**Extracted records**
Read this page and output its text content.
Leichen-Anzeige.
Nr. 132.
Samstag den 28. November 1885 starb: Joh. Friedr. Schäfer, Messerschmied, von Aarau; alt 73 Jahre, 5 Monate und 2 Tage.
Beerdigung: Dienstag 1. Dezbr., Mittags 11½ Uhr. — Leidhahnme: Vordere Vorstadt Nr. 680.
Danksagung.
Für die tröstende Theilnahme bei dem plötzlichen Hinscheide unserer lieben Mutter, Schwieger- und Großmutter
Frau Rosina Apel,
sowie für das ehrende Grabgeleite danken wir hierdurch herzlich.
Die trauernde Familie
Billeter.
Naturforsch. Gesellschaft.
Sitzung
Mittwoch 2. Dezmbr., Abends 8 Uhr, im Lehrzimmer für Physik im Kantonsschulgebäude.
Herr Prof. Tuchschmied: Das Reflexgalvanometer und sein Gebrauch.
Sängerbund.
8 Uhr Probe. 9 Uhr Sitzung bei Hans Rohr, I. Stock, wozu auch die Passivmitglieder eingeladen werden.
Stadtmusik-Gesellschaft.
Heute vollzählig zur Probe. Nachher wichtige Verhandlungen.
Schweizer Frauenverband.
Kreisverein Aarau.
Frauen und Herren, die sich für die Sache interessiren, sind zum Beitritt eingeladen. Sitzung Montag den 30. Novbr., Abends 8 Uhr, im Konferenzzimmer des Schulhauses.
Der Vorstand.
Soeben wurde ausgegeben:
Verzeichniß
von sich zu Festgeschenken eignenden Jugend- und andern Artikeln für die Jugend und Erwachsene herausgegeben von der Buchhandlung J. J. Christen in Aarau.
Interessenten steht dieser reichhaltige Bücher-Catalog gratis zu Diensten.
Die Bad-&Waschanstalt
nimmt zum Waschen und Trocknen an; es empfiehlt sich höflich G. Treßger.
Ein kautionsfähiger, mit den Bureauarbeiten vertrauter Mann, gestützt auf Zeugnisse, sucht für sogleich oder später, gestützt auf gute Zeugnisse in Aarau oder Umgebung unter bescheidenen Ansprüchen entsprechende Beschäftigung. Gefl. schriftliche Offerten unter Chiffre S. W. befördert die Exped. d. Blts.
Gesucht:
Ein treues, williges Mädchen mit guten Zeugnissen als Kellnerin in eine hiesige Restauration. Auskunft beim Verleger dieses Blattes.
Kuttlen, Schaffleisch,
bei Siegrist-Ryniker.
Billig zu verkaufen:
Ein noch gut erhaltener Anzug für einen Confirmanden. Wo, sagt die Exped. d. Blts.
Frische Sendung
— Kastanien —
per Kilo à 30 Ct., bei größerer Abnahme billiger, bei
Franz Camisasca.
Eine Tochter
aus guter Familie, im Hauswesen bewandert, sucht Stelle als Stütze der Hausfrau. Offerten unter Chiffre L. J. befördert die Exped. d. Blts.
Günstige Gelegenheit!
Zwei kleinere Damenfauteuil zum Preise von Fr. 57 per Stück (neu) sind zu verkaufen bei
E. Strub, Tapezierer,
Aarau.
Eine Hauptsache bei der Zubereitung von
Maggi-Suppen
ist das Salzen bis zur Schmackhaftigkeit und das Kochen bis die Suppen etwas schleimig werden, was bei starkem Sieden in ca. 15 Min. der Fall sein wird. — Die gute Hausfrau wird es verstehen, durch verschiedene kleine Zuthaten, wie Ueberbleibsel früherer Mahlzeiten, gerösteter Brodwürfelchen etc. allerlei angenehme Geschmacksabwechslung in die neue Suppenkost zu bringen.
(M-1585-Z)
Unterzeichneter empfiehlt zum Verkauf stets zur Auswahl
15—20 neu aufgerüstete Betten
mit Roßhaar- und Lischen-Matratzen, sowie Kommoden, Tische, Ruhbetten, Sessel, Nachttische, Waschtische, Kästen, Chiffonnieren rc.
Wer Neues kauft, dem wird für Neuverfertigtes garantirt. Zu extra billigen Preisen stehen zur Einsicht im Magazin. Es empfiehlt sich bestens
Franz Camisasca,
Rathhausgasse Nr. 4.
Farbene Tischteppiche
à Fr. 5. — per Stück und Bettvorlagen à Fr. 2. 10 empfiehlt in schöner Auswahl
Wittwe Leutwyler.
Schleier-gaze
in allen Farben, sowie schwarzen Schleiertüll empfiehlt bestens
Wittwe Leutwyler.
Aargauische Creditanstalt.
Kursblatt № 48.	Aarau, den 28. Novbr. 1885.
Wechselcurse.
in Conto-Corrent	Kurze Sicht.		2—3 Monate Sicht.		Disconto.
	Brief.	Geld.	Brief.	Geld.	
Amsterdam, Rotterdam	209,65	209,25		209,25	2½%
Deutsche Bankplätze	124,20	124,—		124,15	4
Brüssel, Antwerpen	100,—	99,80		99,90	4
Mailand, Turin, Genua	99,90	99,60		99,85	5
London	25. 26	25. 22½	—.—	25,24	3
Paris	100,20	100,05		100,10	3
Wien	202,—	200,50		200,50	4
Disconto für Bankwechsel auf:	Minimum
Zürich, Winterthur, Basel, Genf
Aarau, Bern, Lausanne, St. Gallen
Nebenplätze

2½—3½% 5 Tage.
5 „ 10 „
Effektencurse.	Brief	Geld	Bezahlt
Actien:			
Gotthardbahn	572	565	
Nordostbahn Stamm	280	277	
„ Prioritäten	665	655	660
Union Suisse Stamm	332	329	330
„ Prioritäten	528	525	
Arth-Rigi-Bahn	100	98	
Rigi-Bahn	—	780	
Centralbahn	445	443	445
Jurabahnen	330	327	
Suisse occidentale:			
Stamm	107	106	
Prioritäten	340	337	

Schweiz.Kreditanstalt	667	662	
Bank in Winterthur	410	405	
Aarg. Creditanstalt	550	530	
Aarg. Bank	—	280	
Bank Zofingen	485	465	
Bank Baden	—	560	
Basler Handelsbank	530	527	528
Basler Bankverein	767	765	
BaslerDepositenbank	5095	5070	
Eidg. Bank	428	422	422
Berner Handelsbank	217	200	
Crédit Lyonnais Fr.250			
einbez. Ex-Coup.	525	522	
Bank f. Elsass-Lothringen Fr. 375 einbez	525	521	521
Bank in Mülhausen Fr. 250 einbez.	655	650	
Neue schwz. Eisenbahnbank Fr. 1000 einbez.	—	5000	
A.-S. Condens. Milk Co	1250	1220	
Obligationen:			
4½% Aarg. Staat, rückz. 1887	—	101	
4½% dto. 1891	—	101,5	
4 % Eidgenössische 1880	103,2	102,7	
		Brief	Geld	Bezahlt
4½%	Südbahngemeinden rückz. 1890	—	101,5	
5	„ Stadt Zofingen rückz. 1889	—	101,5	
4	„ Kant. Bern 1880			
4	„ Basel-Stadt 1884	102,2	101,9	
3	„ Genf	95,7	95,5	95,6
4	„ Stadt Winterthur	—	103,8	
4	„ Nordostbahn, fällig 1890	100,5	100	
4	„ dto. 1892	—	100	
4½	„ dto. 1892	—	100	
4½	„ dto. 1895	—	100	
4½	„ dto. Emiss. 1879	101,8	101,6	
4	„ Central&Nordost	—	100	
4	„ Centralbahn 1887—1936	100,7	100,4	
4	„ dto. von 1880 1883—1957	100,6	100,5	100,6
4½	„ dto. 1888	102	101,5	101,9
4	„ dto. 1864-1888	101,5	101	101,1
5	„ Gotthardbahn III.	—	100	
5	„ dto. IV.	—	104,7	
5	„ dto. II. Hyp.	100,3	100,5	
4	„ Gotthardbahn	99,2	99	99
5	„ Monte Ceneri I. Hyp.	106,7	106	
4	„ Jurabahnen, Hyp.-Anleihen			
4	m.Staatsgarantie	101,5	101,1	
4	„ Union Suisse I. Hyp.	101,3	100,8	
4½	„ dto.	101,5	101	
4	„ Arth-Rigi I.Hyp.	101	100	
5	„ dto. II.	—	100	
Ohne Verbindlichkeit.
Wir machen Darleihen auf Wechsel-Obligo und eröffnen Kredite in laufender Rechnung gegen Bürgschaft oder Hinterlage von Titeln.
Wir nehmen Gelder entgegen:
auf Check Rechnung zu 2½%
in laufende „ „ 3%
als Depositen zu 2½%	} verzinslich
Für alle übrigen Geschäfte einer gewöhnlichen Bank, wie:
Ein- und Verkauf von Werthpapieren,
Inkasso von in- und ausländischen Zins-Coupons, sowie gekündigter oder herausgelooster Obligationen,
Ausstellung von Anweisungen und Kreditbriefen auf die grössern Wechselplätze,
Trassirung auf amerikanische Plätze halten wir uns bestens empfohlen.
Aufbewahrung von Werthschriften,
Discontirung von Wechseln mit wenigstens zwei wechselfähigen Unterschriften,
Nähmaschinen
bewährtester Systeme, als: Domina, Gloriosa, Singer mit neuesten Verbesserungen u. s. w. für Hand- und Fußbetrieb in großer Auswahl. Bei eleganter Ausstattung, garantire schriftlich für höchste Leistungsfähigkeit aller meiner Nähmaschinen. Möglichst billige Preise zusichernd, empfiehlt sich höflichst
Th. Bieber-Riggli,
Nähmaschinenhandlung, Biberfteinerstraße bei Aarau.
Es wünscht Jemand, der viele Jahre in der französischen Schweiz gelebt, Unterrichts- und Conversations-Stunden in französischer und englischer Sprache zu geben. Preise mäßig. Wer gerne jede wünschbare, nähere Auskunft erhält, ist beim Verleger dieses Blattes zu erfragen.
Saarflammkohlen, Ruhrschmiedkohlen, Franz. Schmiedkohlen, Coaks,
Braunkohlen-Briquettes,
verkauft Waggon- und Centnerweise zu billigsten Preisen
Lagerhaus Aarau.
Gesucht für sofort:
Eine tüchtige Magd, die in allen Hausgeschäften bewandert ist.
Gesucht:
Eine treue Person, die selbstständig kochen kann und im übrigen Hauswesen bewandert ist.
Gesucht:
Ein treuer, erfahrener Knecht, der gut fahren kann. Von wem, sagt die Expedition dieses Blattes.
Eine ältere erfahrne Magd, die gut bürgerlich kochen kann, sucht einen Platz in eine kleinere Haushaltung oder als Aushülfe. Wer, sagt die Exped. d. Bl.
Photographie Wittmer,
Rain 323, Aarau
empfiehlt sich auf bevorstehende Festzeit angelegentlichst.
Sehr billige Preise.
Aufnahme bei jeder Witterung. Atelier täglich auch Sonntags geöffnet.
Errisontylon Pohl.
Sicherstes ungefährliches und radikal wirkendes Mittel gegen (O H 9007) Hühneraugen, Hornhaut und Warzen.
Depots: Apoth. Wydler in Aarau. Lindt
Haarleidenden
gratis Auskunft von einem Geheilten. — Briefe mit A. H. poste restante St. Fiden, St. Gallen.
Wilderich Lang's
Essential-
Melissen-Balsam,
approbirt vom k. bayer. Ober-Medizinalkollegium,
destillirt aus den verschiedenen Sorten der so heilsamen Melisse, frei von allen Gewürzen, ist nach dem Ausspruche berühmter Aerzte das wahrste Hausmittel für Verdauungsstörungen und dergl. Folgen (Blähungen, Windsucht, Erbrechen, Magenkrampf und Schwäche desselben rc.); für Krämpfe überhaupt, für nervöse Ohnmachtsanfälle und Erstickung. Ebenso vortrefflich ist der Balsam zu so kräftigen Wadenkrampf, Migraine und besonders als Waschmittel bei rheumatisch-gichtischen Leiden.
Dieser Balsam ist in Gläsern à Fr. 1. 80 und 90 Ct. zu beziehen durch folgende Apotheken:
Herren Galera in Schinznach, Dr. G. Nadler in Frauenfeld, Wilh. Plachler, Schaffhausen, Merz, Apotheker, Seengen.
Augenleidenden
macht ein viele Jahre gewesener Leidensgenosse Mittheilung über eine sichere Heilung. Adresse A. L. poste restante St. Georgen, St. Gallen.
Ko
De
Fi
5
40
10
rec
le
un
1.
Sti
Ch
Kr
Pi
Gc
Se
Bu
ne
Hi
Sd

**The task**
State how many lines of the data include the word "Balsam", with nothing else.

**Exercise result**
3